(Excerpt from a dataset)
************
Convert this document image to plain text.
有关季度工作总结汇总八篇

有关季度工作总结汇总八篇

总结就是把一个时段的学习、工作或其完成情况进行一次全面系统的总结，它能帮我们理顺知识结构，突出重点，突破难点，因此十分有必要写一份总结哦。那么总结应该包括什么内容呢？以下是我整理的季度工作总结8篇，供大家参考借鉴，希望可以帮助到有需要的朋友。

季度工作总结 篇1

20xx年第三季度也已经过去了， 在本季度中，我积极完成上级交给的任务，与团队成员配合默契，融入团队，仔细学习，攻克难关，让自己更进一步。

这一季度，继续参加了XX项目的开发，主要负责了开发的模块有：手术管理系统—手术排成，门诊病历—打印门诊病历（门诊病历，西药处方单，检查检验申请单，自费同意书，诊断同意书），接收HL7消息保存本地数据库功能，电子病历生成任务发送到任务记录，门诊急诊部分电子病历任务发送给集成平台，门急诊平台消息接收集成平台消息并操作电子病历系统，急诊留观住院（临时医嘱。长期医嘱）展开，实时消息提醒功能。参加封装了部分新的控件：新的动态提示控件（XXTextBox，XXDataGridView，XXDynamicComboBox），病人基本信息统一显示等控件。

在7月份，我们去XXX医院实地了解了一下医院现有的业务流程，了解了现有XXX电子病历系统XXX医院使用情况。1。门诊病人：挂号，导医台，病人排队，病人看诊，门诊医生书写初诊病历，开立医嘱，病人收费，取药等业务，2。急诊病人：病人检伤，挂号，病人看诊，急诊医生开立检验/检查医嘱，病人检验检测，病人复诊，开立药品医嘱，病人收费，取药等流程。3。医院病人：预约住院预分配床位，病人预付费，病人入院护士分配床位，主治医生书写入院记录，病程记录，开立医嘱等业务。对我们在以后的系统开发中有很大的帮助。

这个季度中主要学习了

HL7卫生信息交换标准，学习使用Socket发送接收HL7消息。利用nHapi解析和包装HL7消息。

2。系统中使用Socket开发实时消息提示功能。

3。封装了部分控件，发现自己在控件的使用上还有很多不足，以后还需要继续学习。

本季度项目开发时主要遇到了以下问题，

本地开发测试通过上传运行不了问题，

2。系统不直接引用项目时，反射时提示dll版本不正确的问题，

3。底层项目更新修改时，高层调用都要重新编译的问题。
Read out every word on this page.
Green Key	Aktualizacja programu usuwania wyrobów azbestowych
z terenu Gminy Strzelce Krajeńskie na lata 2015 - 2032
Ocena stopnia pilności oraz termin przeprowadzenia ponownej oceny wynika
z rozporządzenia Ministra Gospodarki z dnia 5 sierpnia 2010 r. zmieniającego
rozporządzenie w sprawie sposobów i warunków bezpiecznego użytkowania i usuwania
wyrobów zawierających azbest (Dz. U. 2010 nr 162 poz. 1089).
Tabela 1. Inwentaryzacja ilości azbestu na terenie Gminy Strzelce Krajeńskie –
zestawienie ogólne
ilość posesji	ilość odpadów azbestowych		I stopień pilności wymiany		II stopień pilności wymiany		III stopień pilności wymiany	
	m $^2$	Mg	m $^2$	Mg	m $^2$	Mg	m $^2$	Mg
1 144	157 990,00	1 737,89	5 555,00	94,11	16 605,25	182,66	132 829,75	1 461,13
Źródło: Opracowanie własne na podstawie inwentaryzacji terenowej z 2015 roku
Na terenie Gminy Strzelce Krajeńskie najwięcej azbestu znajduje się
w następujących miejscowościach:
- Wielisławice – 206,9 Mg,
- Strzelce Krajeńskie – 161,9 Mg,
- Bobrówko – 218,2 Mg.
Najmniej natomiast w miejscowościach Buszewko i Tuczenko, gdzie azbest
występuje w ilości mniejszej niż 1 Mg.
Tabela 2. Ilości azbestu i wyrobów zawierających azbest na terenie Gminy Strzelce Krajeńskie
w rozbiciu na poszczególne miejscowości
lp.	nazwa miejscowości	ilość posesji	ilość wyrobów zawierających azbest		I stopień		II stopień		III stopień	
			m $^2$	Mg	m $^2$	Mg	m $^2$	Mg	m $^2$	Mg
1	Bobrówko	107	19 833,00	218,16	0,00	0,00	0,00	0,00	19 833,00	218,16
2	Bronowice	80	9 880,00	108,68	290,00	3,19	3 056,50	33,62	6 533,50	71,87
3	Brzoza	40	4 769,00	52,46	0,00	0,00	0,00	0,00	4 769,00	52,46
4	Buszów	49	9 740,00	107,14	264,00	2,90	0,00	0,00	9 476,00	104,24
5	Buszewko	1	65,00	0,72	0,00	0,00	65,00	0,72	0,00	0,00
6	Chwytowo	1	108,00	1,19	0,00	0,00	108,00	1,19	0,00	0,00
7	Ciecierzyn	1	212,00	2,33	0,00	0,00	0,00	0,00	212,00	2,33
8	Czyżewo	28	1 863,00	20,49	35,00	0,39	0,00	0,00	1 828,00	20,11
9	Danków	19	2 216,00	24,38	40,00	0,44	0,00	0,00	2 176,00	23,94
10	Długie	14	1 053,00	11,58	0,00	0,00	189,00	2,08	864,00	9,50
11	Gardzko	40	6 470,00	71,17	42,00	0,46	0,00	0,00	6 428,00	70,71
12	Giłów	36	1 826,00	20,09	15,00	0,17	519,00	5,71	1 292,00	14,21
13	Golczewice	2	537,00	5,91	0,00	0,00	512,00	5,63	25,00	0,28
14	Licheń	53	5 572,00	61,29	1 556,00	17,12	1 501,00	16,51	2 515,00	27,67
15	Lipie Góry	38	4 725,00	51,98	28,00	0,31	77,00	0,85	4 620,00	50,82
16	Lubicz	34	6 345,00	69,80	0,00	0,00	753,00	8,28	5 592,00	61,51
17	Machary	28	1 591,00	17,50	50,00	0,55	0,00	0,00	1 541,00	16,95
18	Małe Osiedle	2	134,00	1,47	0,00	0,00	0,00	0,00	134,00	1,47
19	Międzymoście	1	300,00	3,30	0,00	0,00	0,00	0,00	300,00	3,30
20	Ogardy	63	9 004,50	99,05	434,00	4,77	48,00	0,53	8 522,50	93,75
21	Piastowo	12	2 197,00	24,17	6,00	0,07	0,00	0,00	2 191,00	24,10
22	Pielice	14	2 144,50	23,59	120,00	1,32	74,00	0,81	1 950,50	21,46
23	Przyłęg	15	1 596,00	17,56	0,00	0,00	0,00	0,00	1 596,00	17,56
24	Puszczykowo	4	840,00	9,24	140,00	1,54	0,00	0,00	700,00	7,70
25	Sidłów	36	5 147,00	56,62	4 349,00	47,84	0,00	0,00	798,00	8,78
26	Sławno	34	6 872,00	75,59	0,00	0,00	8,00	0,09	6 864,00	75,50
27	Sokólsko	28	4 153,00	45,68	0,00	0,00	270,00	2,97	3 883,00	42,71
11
************
**EXERCISE DESCRIPTION:** Give only the number of lines in the entries above that hold the string "this".

**TASK OUTPUT:** 2